>> begin Records to process

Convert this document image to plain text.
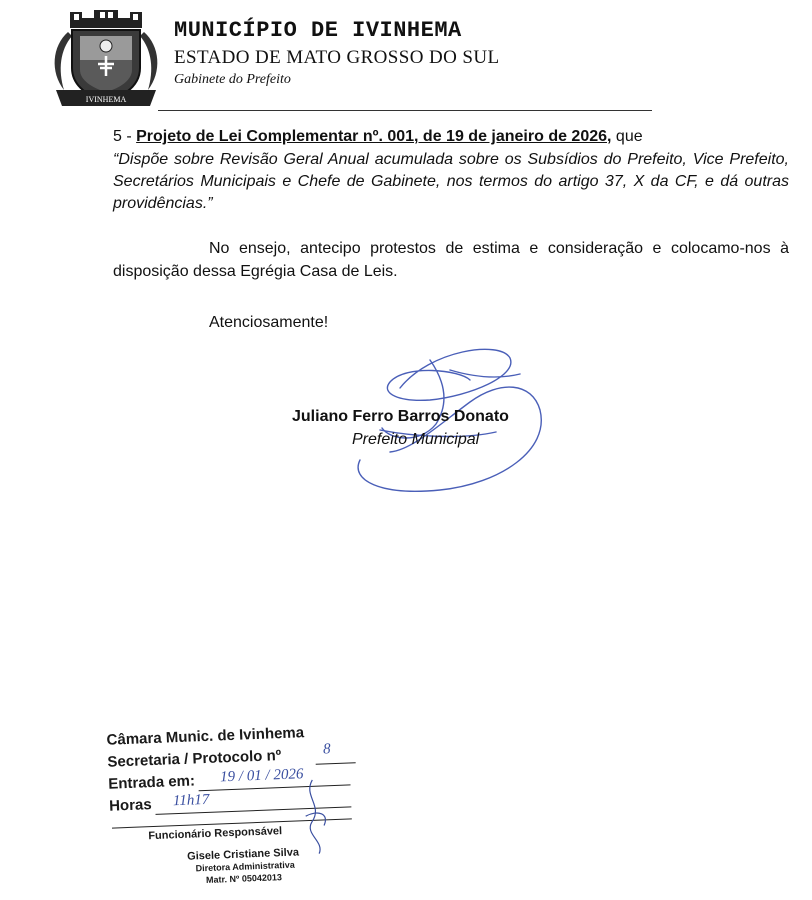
IVINHEMA
MUNICÍPIO DE IVINHEMA
ESTADO DE MATO GROSSO DO SUL
Gabinete do Prefeito
5 - Projeto de Lei Complementar nº. 001, de 19 de janeiro de 2026, que
“Dispõe sobre Revisão Geral Anual acumulada sobre os Subsídios do Prefeito, Vice Prefeito, Secretários Municipais e Chefe de Gabinete, nos termos do artigo 37, X da CF, e dá outras providências.”
No ensejo, antecipo protestos de estima e consideração e colocamo-nos à disposição dessa Egrégia Casa de Leis.
Atenciosamente!
Juliano Ferro Barros Donato
Prefeito Municipal
Câmara Munic. de Ivinhema
Secretaria / Protocolo nº	8
Entrada em: 19 / 01 / 2026
Horas 11h17
Funcionário Responsável
Gisele Cristiane Silva
Diretora Administrativa
Matr. Nº 05042013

>> end Records to process

**Problem description**
Give all the lines above again, character for character, without pictures.

**Task response**
Convert this document image to plain text.
IVINHEMA
MUNICÍPIO DE IVINHEMA
ESTADO DE MATO GROSSO DO SUL
Gabinete do Prefeito
5 - Projeto de Lei Complementar nº. 001, de 19 de janeiro de 2026, que
“Dispõe sobre Revisão Geral Anual acumulada sobre os Subsídios do Prefeito, Vice Prefeito, Secretários Municipais e Chefe de Gabinete, nos termos do artigo 37, X da CF, e dá outras providências.”
No ensejo, antecipo protestos de estima e consideração e colocamo-nos à disposição dessa Egrégia Casa de Leis.
Atenciosamente!
Juliano Ferro Barros Donato
Prefeito Municipal
Câmara Munic. de Ivinhema
Secretaria / Protocolo nº	8
Entrada em: 19 / 01 / 2026
Horas 11h17
Funcionário Responsável
Gisele Cristiane Silva
Diretora Administrativa
Matr. Nº 05042013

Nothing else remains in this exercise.